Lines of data
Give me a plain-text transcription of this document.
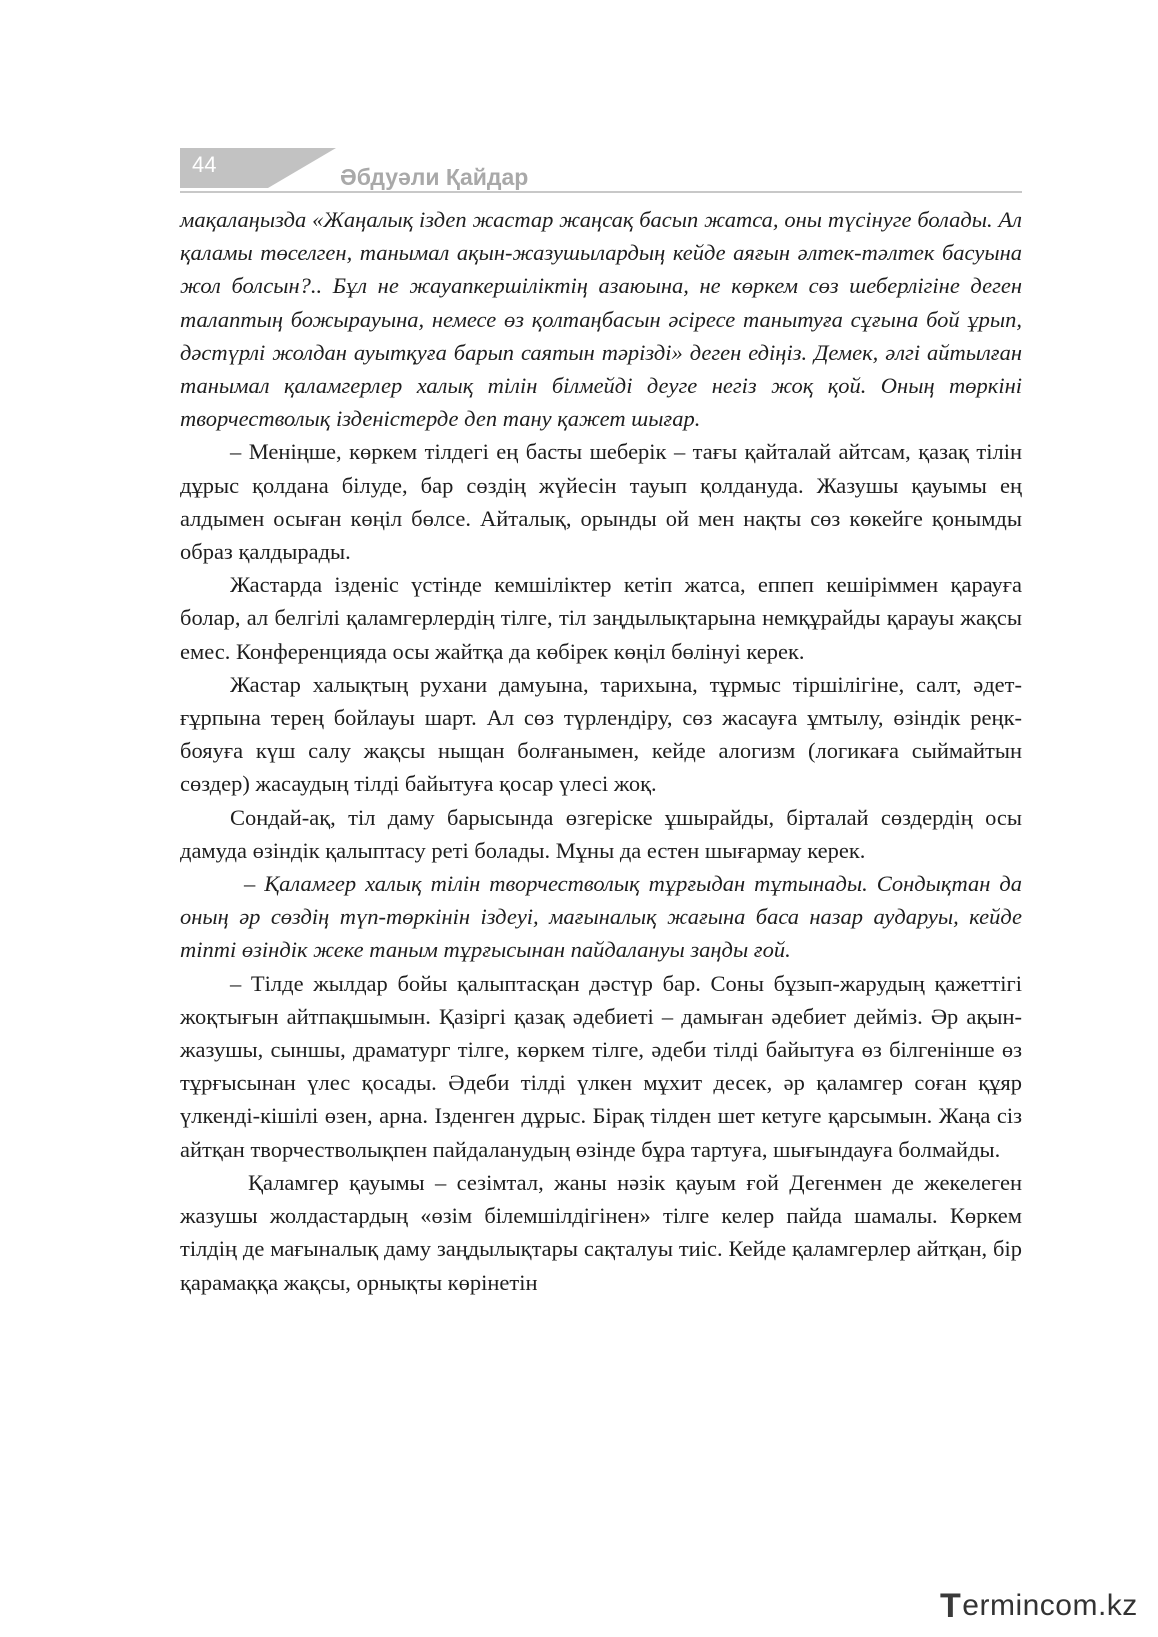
44	Әбдуәли Қайдар

мақалаңызда «Жаңалық іздеп жастар жаңсақ басып жатса, оны түсінуге болады. Ал қаламы төселген, танымал ақын-жазушылардың кейде аяғын әлтек-тәлтек басуына жол болсын?.. Бұл не жауапкершіліктің азаюына, не көркем сөз шеберлігіне деген талаптың божырауына, немесе өз қолтаңбасын әсіресе танытуға сұғына бой ұрып, дәстүрлі жолдан ауытқуға барып саятын тәрізді» деген едіңіз. Демек, әлгі айтылған танымал қаламгерлер халық тілін білмейді деуге негіз жоқ қой. Оның төркіні творчестволық ізденістерде деп тану қажет шығар.

– Меніңше, көркем тілдегі ең басты шеберік – тағы қайталай айтсам, қазақ тілін дұрыс қолдана білуде, бар сөздің жүйесін тауып қолдануда. Жазушы қауымы ең алдымен осыған көңіл бөлсе. Айталық, орынды ой мен нақты сөз көкейге қонымды образ қалдырады.

Жастарда ізденіс үстінде кемшіліктер кетіп жатса, еппеп кешіріммен қарауға болар, ал белгілі қаламгерлердің тілге, тіл заңдылықтарына немқұрайды қарауы жақсы емес. Конференцияда осы жайтқа да көбірек көңіл бөлінуі керек.

Жастар халықтың рухани дамуына, тарихына, тұрмыс тіршілігіне, салт, әдет-ғұрпына терең бойлауы шарт. Ал сөз түрлендіру, сөз жасауға ұмтылу, өзіндік реңк-бояуға күш салу жақсы ныщан болғанымен, кейде алогизм (логикаға сыймайтын сөздер) жасаудың тілді байытуға қосар үлесі жоқ.

Сондай-ақ, тіл даму барысында өзгеріске ұшырайды, бірталай сөздердің осы дамуда өзіндік қалыптасу реті болады. Мұны да естен шығармау керек.

– Қаламгер халық тілін творчестволық тұрғыдан тұтынады. Сондықтан да оның әр сөздің түп-төркінін іздеуі, мағыналық жағына баса назар аударуы, кейде тіпті өзіндік жеке таным тұрғысынан пайдалануы заңды ғой.

– Тілде жылдар бойы қалыптасқан дәстүр бар. Соны бұзып-жарудың қажеттігі жоқтығын айтпақшымын. Қазіргі қазақ әдебиеті – дамыған әдебиет дейміз. Әр ақын-жазушы, сыншы, драматург тілге, көркем тілге, әдеби тілді байытуға өз білгенінше өз тұрғысынан үлес қосады. Әдеби тілді үлкен мұхит десек, әр қаламгер соған құяр үлкенді-кішілі өзен, арна. Ізденген дұрыс. Бірақ тілден шет кетуге қарсымын. Жаңа сіз айтқан творчестволықпен пайдаланудың өзінде бұра тартуға, шығындауға болмайды.

Қаламгер қауымы – сезімтал, жаны нәзік қауым ғой Дегенмен де жекелеген жазушы жолдастардың «өзім білемшілдігінен» тілге келер пайда шамалы. Көркем тілдің де мағыналық даму заңдылықтары сақталуы тиіс. Кейде қаламгерлер айтқан, бір қарамаққа жақсы, орнықты көрінетін

T ermincom.kz
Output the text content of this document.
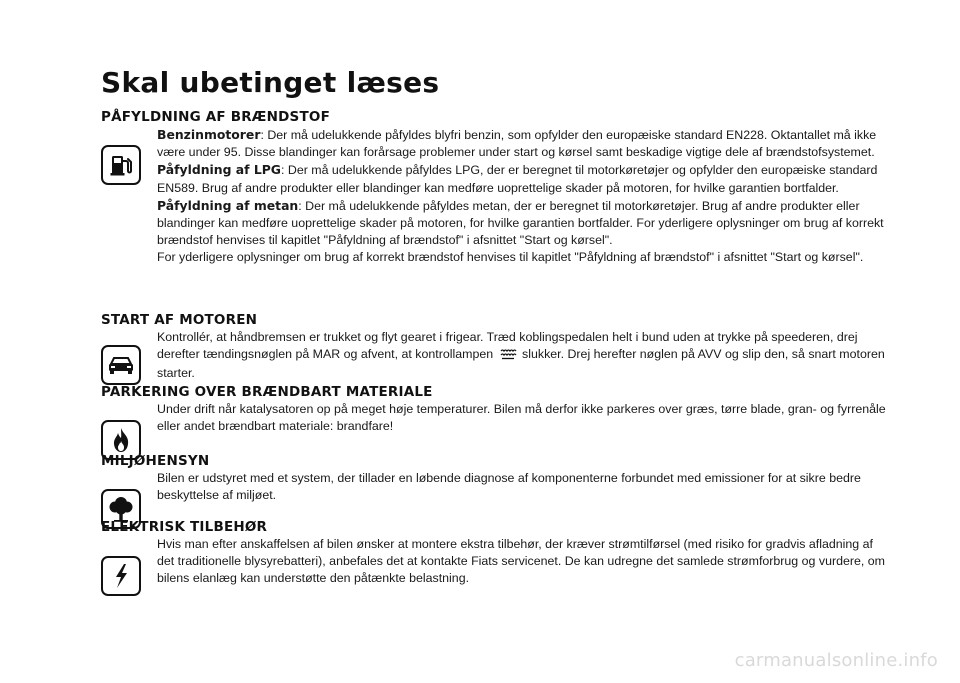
Skal ubetinget læses
PÅFYLDNING AF BRÆNDSTOF

Benzinmotorer: Der må udelukkende påfyldes blyfri benzin, som opfylder den europæiske standard EN228. Oktantallet må ikke være under 95. Disse blandinger kan forårsage problemer under start og kørsel samt beskadige vigtige dele af brændstofsystemet.

Påfyldning af LPG: Der må udelukkende påfyldes LPG, der er beregnet til motorkøretøjer og opfylder den europæiske standard EN589. Brug af andre produkter eller blandinger kan medføre uoprettelige skader på motoren, for hvilke garantien bortfalder.

Påfyldning af metan: Der må udelukkende påfyldes metan, der er beregnet til motorkøretøjer. Brug af andre produkter eller blandinger kan medføre uoprettelige skader på motoren, for hvilke garantien bortfalder. For yderligere oplysninger om brug af korrekt brændstof henvises til kapitlet "Påfyldning af brændstof" i afsnittet "Start og kørsel".

For yderligere oplysninger om brug af korrekt brændstof henvises til kapitlet "Påfyldning af brændstof" i afsnittet "Start og kørsel".

START AF MOTOREN

Kontrollér, at håndbremsen er trukket og flyt gearet i frigear. Træd koblingspedalen helt i bund uden at trykke på speederen, drej derefter tændingsnøglen på MAR og afvent, at kontrollampen slukker. Drej herefter nøglen på AVV og slip den, så snart motoren starter.

PARKERING OVER BRÆNDBART MATERIALE

Under drift når katalysatoren op på meget høje temperaturer. Bilen må derfor ikke parkeres over græs, tørre blade, gran- og fyrrenåle eller andet brændbart materiale: brandfare!

MILJØHENSYN

Bilen er udstyret med et system, der tillader en løbende diagnose af komponenterne forbundet med emissioner for at sikre bedre beskyttelse af miljøet.

ELEKTRISK TILBEHØR

Hvis man efter anskaffelsen af bilen ønsker at montere ekstra tilbehør, der kræver strømtilførsel (med risiko for gradvis afladning af det traditionelle blysyrebatteri), anbefales det at kontakte Fiats servicenet. De kan udregne det samlede strømforbrug og vurdere, om bilens elanlæg kan understøtte den påtænkte belastning.

carmanualsonline.info
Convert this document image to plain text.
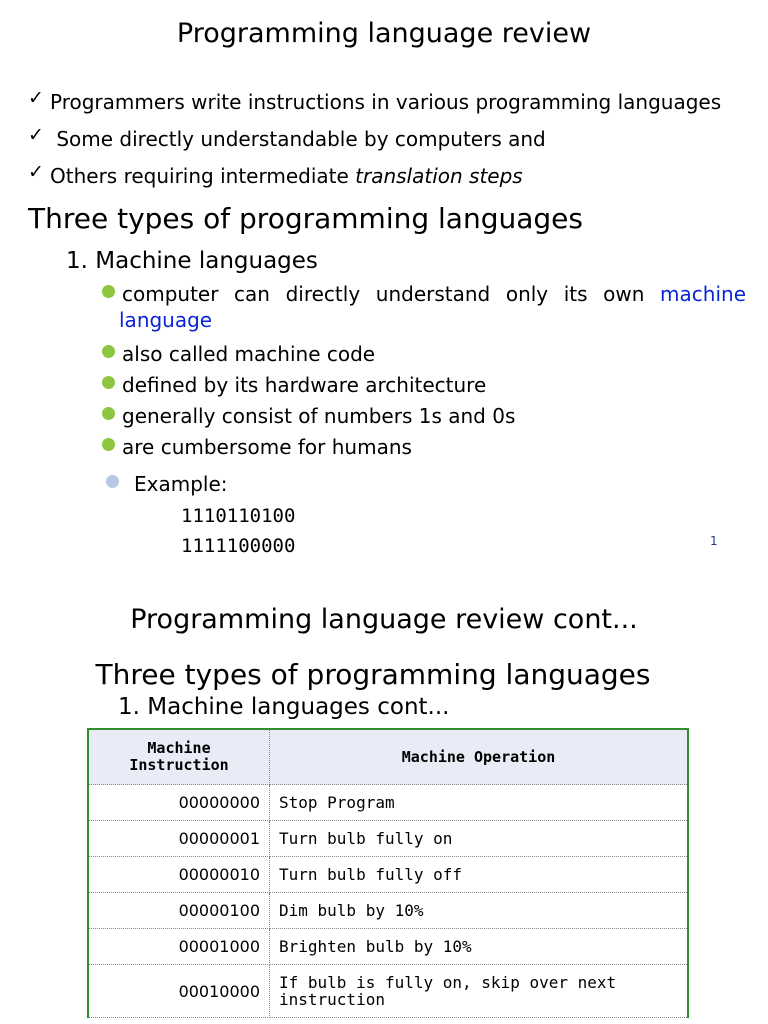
Programming language review
✓ Programmers write instructions in various programming languages
✓ Some directly understandable by computers and
✓ Others requiring intermediate translation steps
Three types of programming languages
1. Machine languages
computer can directly understand only its own machine
language
also called machine code
defined by its hardware architecture
generally consist of numbers 1s and 0s
are cumbersome for humans
Example:
1110110100
1111100000	1
Programming language review cont...
Three types of programming languages
1. Machine languages cont...
Machine
Instruction	Machine Operation
00000000	Stop Program
00000001	Turn bulb fully on
00000010	Turn bulb fully off
00000100	Dim bulb by 10%
00001000	Brighten bulb by 10%
00010000	If bulb is fully on, skip over next
instruction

INSTRUCTIONS FOR THE TASK: Transcribe all the records above word for word, without their images.

OUTPUT:
Give me a plain-text transcription of this document.
44	Әбдуәли Қайдар

мақалаңызда «Жаңалық іздеп жастар жаңсақ басып жатса, оны түсінуге болады. Ал қаламы төселген, танымал ақын-жазушылардың кейде аяғын әлтек-тәлтек басуына жол болсын?.. Бұл не жауапкершіліктің азаюына, не көркем сөз шеберлігіне деген талаптың божырауына, немесе өз қолтаңбасын әсіресе танытуға сұғына бой ұрып, дәстүрлі жолдан ауытқуға барып саятын тәрізді» деген едіңіз. Демек, әлгі айтылған танымал қаламгерлер халық тілін білмейді деуге негіз жоқ қой. Оның төркіні творчестволық ізденістерде деп тану қажет шығар.

– Меніңше, көркем тілдегі ең басты шеберік – тағы қайталай айтсам, қазақ тілін дұрыс қолдана білуде, бар сөздің жүйесін тауып қолдануда. Жазушы қауымы ең алдымен осыған көңіл бөлсе. Айталық, орынды ой мен нақты сөз көкейге қонымды образ қалдырады.

Жастарда ізденіс үстінде кемшіліктер кетіп жатса, еппеп кешіріммен қарауға болар, ал белгілі қаламгерлердің тілге, тіл заңдылықтарына немқұрайды қарауы жақсы емес. Конференцияда осы жайтқа да көбірек көңіл бөлінуі керек.

Жастар халықтың рухани дамуына, тарихына, тұрмыс тіршілігіне, салт, әдет-ғұрпына терең бойлауы шарт. Ал сөз түрлендіру, сөз жасауға ұмтылу, өзіндік реңк-бояуға күш салу жақсы ныщан болғанымен, кейде алогизм (логикаға сыймайтын сөздер) жасаудың тілді байытуға қосар үлесі жоқ.

Сондай-ақ, тіл даму барысында өзгеріске ұшырайды, бірталай сөздердің осы дамуда өзіндік қалыптасу реті болады. Мұны да естен шығармау керек.

– Қаламгер халық тілін творчестволық тұрғыдан тұтынады. Сондықтан да оның әр сөздің түп-төркінін іздеуі, мағыналық жағына баса назар аударуы, кейде тіпті өзіндік жеке таным тұрғысынан пайдалануы заңды ғой.

– Тілде жылдар бойы қалыптасқан дәстүр бар. Соны бұзып-жарудың қажеттігі жоқтығын айтпақшымын. Қазіргі қазақ әдебиеті – дамыған әдебиет дейміз. Әр ақын-жазушы, сыншы, драматург тілге, көркем тілге, әдеби тілді байытуға өз білгенінше өз тұрғысынан үлес қосады. Әдеби тілді үлкен мұхит десек, әр қаламгер соған құяр үлкенді-кішілі өзен, арна. Ізденген дұрыс. Бірақ тілден шет кетуге қарсымын. Жаңа сіз айтқан творчестволықпен пайдаланудың өзінде бұра тартуға, шығындауға болмайды.

Қаламгер қауымы – сезімтал, жаны нәзік қауым ғой Дегенмен де жекелеген жазушы жолдастардың «өзім білемшілдігінен» тілге келер пайда шамалы. Көркем тілдің де мағыналық даму заңдылықтары сақталуы тиіс. Кейде қаламгерлер айтқан, бір қарамаққа жақсы, орнықты көрінетін

T ermincom.kz
Output the text content of this document.
Skal ubetinget læses
PÅFYLDNING AF BRÆNDSTOF

Benzinmotorer: Der må udelukkende påfyldes blyfri benzin, som opfylder den europæiske standard EN228. Oktantallet må ikke være under 95. Disse blandinger kan forårsage problemer under start og kørsel samt beskadige vigtige dele af brændstofsystemet.

Påfyldning af LPG: Der må udelukkende påfyldes LPG, der er beregnet til motorkøretøjer og opfylder den europæiske standard EN589. Brug af andre produkter eller blandinger kan medføre uoprettelige skader på motoren, for hvilke garantien bortfalder.

Påfyldning af metan: Der må udelukkende påfyldes metan, der er beregnet til motorkøretøjer. Brug af andre produkter eller blandinger kan medføre uoprettelige skader på motoren, for hvilke garantien bortfalder. For yderligere oplysninger om brug af korrekt brændstof henvises til kapitlet "Påfyldning af brændstof" i afsnittet "Start og kørsel".

For yderligere oplysninger om brug af korrekt brændstof henvises til kapitlet "Påfyldning af brændstof" i afsnittet "Start og kørsel".

START AF MOTOREN

Kontrollér, at håndbremsen er trukket og flyt gearet i frigear. Træd koblingspedalen helt i bund uden at trykke på speederen, drej derefter tændingsnøglen på MAR og afvent, at kontrollampen slukker. Drej herefter nøglen på AVV og slip den, så snart motoren starter.

PARKERING OVER BRÆNDBART MATERIALE

Under drift når katalysatoren op på meget høje temperaturer. Bilen må derfor ikke parkeres over græs, tørre blade, gran- og fyrrenåle eller andet brændbart materiale: brandfare!

MILJØHENSYN

Bilen er udstyret med et system, der tillader en løbende diagnose af komponenterne forbundet med emissioner for at sikre bedre beskyttelse af miljøet.

ELEKTRISK TILBEHØR

Hvis man efter anskaffelsen af bilen ønsker at montere ekstra tilbehør, der kræver strømtilførsel (med risiko for gradvis afladning af det traditionelle blysyrebatteri), anbefales det at kontakte Fiats servicenet. De kan udregne det samlede strømforbrug og vurdere, om bilens elanlæg kan understøtte den påtænkte belastning.

carmanualsonline.info
Convert this document image to plain text.
Programming language review
✓ Programmers write instructions in various programming languages
✓ Some directly understandable by computers and
✓ Others requiring intermediate translation steps
Three types of programming languages
1. Machine languages
computer can directly understand only its own machine
language
also called machine code
defined by its hardware architecture
generally consist of numbers 1s and 0s
are cumbersome for humans
Example:
1110110100
1111100000	1
Programming language review cont...
Three types of programming languages
1. Machine languages cont...
Machine
Instruction	Machine Operation
00000000	Stop Program
00000001	Turn bulb fully on
00000010	Turn bulb fully off
00000100	Dim bulb by 10%
00001000	Brighten bulb by 10%
00010000	If bulb is fully on, skip over next
instruction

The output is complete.